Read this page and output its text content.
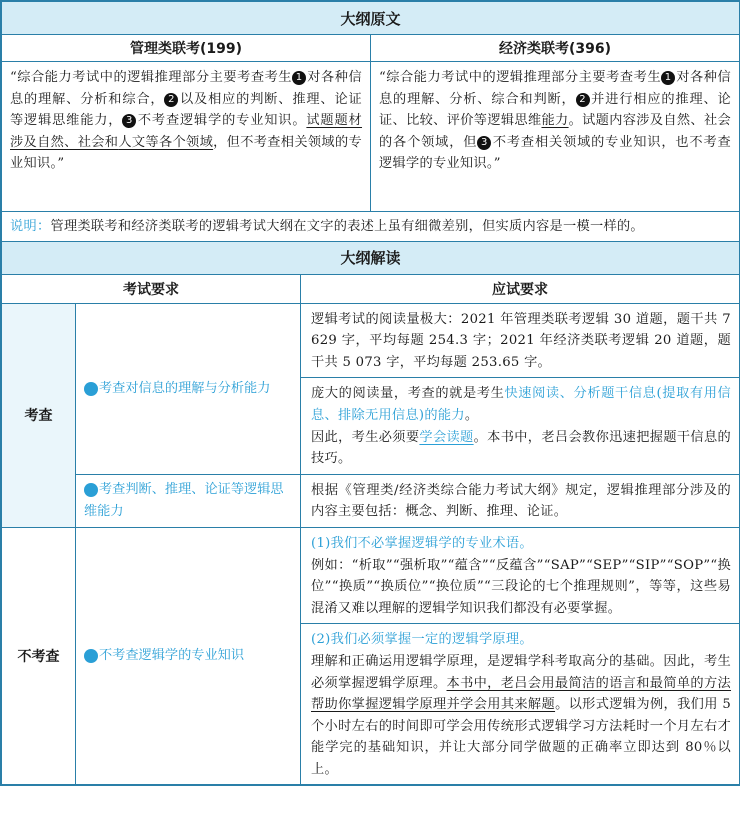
大纲原文			
管理类联考(199)			经济类联考(396)
“综合能力考试中的逻辑推理部分主要考查考生 1 对各种信息的理解、分析和综合， 2 以及相应的判断、推理、论证等逻辑思维能力， 3 不考查逻辑学的专业知识。试题题材涉及自然、社会和人文等各个领域，但不考查相关领域的专业知识。”			“综合能力考试中的逻辑推理部分主要考查考生 1 对各种信息的理解、分析、综合和判断， 2 并进行相应的推理、论证、比较、评价等逻辑思维能力。试题内容涉及自然、社会的各个领域，但 3 不考查相关领域的专业知识，也不考查逻辑学的专业知识。”
说明：管理类联考和经济类联考的逻辑考试大纲在文字的表述上虽有细微差别，但实质内容是一模一样的。			
大纲解读			
考试要求		应试要求	
考查	1 考查对信息的理解与分析能力	逻辑考试的阅读量极大：2021 年管理类联考逻辑 30 道题，题干共 7 629 字，平均每题 254.3 字；2021 年经济类联考逻辑 20 道题，题干共 5 073 字，平均每题 253.65 字。	
		庞大的阅读量，考查的就是考生快速阅读、分析题干信息(提取有用信息、排除无用信息)的能力。
因此，考生必须要学会读题。本书中，老吕会教你迅速把握题干信息的技巧。	
	2 考查判断、推理、论证等逻辑思维能力	根据《管理类/经济类综合能力考试大纲》规定，逻辑推理部分涉及的内容主要包括：概念、判断、推理、论证。	
不考查	3 不考查逻辑学的专业知识	(1)我们不必掌握逻辑学的专业术语。
例如：“析取”“强析取”“蕴含”“反蕴含”“SAP”“SEP”“SIP”“SOP”“换位”“换质”“换质位”“换位质”“三段论的七个推理规则”，等等，这些易混淆又难以理解的逻辑学知识我们都没有必要掌握。	
		(2)我们必须掌握一定的逻辑学原理。
理解和正确运用逻辑学原理，是逻辑学科考取高分的基础。因此，考生必须掌握逻辑学原理。本书中，老吕会用最简洁的语言和最简单的方法帮助你掌握逻辑学原理并学会用其来解题。以形式逻辑为例，我们用 5 个小时左右的时间即可学会用传统形式逻辑学习方法耗时一个月左右才能学完的基础知识，并让大部分同学做题的正确率立即达到 80％以上。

######

_Exercise instructions_. Copy the material exactly. Do not include the pictures.

_Output for this exercise_.
Read this page and output its text content.
大纲原文			
管理类联考(199)			经济类联考(396)
“综合能力考试中的逻辑推理部分主要考查考生 1 对各种信息的理解、分析和综合， 2 以及相应的判断、推理、论证等逻辑思维能力， 3 不考查逻辑学的专业知识。试题题材涉及自然、社会和人文等各个领域，但不考查相关领域的专业知识。”			“综合能力考试中的逻辑推理部分主要考查考生 1 对各种信息的理解、分析、综合和判断， 2 并进行相应的推理、论证、比较、评价等逻辑思维能力。试题内容涉及自然、社会的各个领域，但 3 不考查相关领域的专业知识，也不考查逻辑学的专业知识。”
说明：管理类联考和经济类联考的逻辑考试大纲在文字的表述上虽有细微差别，但实质内容是一模一样的。			
大纲解读			
考试要求		应试要求	
考查	1 考查对信息的理解与分析能力	逻辑考试的阅读量极大：2021 年管理类联考逻辑 30 道题，题干共 7 629 字，平均每题 254.3 字；2021 年经济类联考逻辑 20 道题，题干共 5 073 字，平均每题 253.65 字。	
		庞大的阅读量，考查的就是考生快速阅读、分析题干信息(提取有用信息、排除无用信息)的能力。
因此，考生必须要学会读题。本书中，老吕会教你迅速把握题干信息的技巧。	
	2 考查判断、推理、论证等逻辑思维能力	根据《管理类/经济类综合能力考试大纲》规定，逻辑推理部分涉及的内容主要包括：概念、判断、推理、论证。	
不考查	3 不考查逻辑学的专业知识	(1)我们不必掌握逻辑学的专业术语。
例如：“析取”“强析取”“蕴含”“反蕴含”“SAP”“SEP”“SIP”“SOP”“换位”“换质”“换质位”“换位质”“三段论的七个推理规则”，等等，这些易混淆又难以理解的逻辑学知识我们都没有必要掌握。	
		(2)我们必须掌握一定的逻辑学原理。
理解和正确运用逻辑学原理，是逻辑学科考取高分的基础。因此，考生必须掌握逻辑学原理。本书中，老吕会用最简洁的语言和最简单的方法帮助你掌握逻辑学原理并学会用其来解题。以形式逻辑为例，我们用 5 个小时左右的时间即可学会用传统形式逻辑学习方法耗时一个月左右才能学完的基础知识，并让大部分同学做题的正确率立即达到 80％以上。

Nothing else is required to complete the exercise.